-------- MATERIAL PROVIDED --------

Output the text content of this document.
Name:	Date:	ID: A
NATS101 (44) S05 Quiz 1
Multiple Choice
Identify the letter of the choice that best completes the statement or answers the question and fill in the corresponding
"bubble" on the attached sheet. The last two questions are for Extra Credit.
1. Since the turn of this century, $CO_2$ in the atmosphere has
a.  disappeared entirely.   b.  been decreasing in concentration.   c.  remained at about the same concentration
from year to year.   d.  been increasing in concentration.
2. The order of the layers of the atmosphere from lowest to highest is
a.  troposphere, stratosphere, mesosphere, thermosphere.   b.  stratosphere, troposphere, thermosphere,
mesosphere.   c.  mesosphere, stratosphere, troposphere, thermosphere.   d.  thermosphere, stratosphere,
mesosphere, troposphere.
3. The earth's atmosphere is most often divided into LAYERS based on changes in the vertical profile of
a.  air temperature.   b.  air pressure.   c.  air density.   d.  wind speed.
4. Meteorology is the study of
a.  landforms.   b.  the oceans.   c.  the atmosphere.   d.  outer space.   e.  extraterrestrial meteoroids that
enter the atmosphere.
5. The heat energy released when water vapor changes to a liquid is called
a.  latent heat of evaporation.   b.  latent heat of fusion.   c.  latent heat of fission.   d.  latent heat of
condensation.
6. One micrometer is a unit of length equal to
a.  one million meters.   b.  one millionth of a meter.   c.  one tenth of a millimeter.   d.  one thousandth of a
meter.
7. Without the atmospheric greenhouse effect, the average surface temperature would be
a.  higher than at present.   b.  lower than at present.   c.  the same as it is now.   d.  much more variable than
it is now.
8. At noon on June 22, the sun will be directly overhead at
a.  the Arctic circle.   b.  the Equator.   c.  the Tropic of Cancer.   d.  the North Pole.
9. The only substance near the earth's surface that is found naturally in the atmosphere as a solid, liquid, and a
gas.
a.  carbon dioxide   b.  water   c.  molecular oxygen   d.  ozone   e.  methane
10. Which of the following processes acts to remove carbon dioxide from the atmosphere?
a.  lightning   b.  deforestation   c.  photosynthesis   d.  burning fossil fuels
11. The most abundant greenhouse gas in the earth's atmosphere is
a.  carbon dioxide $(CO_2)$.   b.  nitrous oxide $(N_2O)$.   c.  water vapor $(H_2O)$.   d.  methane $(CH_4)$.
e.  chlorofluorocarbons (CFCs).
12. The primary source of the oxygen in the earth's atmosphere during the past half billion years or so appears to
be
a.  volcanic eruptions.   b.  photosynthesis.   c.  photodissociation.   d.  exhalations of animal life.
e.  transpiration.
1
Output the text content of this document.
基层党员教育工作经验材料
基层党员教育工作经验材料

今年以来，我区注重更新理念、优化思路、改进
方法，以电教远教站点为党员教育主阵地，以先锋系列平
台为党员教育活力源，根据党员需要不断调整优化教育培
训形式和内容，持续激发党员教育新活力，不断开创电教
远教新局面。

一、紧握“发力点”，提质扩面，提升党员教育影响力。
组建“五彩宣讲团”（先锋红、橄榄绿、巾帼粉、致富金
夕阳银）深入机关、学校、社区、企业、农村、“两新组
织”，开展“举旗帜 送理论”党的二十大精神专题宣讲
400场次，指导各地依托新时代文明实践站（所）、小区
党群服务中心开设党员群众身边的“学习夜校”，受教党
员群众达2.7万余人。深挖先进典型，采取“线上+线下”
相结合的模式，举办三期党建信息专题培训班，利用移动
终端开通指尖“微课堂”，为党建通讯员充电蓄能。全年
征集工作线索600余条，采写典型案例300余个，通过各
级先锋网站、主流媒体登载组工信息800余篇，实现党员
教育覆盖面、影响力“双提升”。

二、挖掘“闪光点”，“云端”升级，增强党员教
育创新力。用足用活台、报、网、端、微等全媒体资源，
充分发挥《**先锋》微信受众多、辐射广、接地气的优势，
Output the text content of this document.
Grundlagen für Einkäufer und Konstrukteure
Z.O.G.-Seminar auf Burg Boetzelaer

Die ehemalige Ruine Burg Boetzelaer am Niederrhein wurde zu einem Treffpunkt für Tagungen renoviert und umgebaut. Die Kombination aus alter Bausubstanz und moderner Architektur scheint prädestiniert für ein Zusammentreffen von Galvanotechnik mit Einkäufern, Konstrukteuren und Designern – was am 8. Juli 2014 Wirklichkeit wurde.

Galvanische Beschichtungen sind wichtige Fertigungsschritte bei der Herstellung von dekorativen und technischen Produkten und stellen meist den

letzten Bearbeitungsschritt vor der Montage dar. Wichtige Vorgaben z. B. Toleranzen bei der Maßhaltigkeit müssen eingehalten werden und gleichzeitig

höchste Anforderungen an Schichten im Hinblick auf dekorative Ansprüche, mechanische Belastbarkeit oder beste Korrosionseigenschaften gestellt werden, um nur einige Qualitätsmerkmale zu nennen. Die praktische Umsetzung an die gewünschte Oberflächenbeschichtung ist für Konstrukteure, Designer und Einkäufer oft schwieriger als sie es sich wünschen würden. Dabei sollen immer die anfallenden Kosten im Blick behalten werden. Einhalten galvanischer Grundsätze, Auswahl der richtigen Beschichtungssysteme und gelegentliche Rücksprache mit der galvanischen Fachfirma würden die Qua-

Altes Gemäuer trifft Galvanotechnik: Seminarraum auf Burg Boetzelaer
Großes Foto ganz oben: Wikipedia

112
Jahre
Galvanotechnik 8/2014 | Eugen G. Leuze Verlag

--------

Among the lines of the material, find those that hold the word "liquid" and copy them.

5. The heat energy released when water vapor changes to a liquid is called
9. The only substance near the earth's surface that is found naturally in the atmosphere as a solid, liquid, and a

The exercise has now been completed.